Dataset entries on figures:
-- start --

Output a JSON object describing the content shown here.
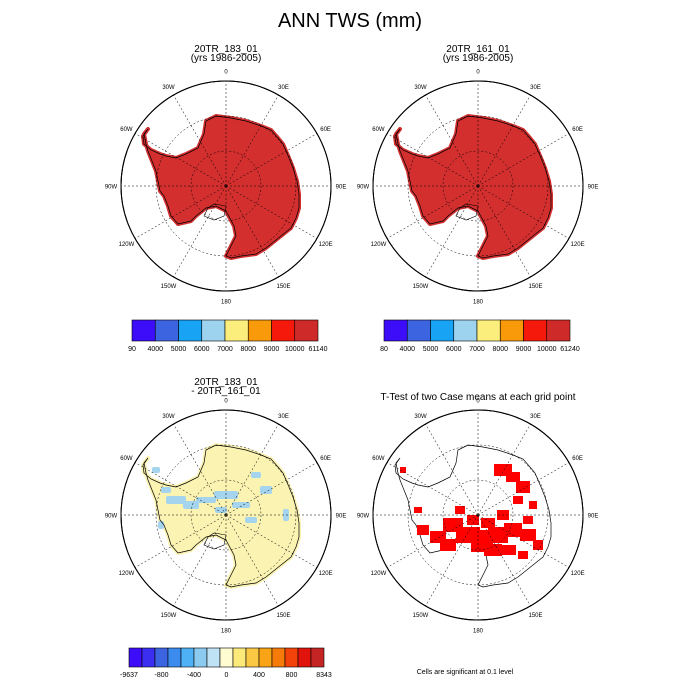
{
  "title": "ANN TWS (mm)",
  "panels": [
    {
      "id": "p1",
      "title_lines": [
        "20TR_183_01",
        "(yrs 1986-2005)"
      ],
      "fill": "#d32f2f",
      "colorbar": {
        "colors": [
          "#3d0dfa",
          "#3c64e0",
          "#18a3f5",
          "#9dd3ee",
          "#fbee7c",
          "#f89a0a",
          "#f5190b",
          "#cf2a2a"
        ],
        "labels": [
          "90",
          "4000",
          "5000",
          "6000",
          "7000",
          "8000",
          "9000",
          "10000",
          "61140"
        ]
      }
    },
    {
      "id": "p2",
      "title_lines": [
        "20TR_161_01",
        "(yrs 1986-2005)"
      ],
      "fill": "#d32f2f",
      "colorbar": {
        "colors": [
          "#3d0dfa",
          "#3c64e0",
          "#18a3f5",
          "#9dd3ee",
          "#fbee7c",
          "#f89a0a",
          "#f5190b",
          "#cf2a2a"
        ],
        "labels": [
          "80",
          "4000",
          "5000",
          "6000",
          "7000",
          "8000",
          "9000",
          "10000",
          "61240"
        ]
      }
    },
    {
      "id": "p3",
      "title_lines": [
        "20TR_183_01",
        " - 20TR_161_01"
      ],
      "fill": "#fbf3b2",
      "colorbar": {
        "colors": [
          "#3d0dfa",
          "#3b2ef0",
          "#3c64e0",
          "#3c8cf0",
          "#4fb1f5",
          "#8ccaf0",
          "#bfe2f5",
          "#fefcd0",
          "#fbea7a",
          "#fbc844",
          "#f9a416",
          "#f77b0a",
          "#f4430a",
          "#e0140c",
          "#c52424"
        ],
        "labels": [
          "-9637",
          "-800",
          "-400",
          "0",
          "400",
          "800",
          "8343"
        ]
      }
    },
    {
      "id": "p4",
      "title_lines": [
        "T-Test of two Case means at each grid point"
      ],
      "fill": "#ff0000",
      "note": "Cells are significant at 0.1 level"
    }
  ],
  "map_labels": {
    "lon_labels": [
      "0",
      "30E",
      "60E",
      "90E",
      "120E",
      "150E",
      "180",
      "150W",
      "120W",
      "90W",
      "60W",
      "30W"
    ]
  },
  "chart_data": [
    {
      "type": "heatmap",
      "title": "20TR_183_01",
      "subtitle": "(yrs 1986-2005)",
      "projection": "south-polar-stereographic",
      "colorbar_labels": [
        "90",
        "4000",
        "5000",
        "6000",
        "7000",
        "8000",
        "9000",
        "10000",
        "61140"
      ],
      "dominant_class": "10000-61140"
    },
    {
      "type": "heatmap",
      "title": "20TR_161_01",
      "subtitle": "(yrs 1986-2005)",
      "projection": "south-polar-stereographic",
      "colorbar_labels": [
        "80",
        "4000",
        "5000",
        "6000",
        "7000",
        "8000",
        "9000",
        "10000",
        "61240"
      ],
      "dominant_class": "10000-61240"
    },
    {
      "type": "heatmap",
      "title": "20TR_183_01 - 20TR_161_01",
      "projection": "south-polar-stereographic",
      "colorbar_labels": [
        "-9637",
        "-800",
        "-400",
        "0",
        "400",
        "800",
        "8343"
      ],
      "dominant_class": "0-400"
    },
    {
      "type": "heatmap",
      "title": "T-Test of two Case means at each grid point",
      "projection": "south-polar-stereographic",
      "note": "Cells are significant at 0.1 level"
    }
  ]
}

-- end --

Your goal:
Across the records, how many lines contain "fill"? Only the number should be given.

Solution to the exercise:
4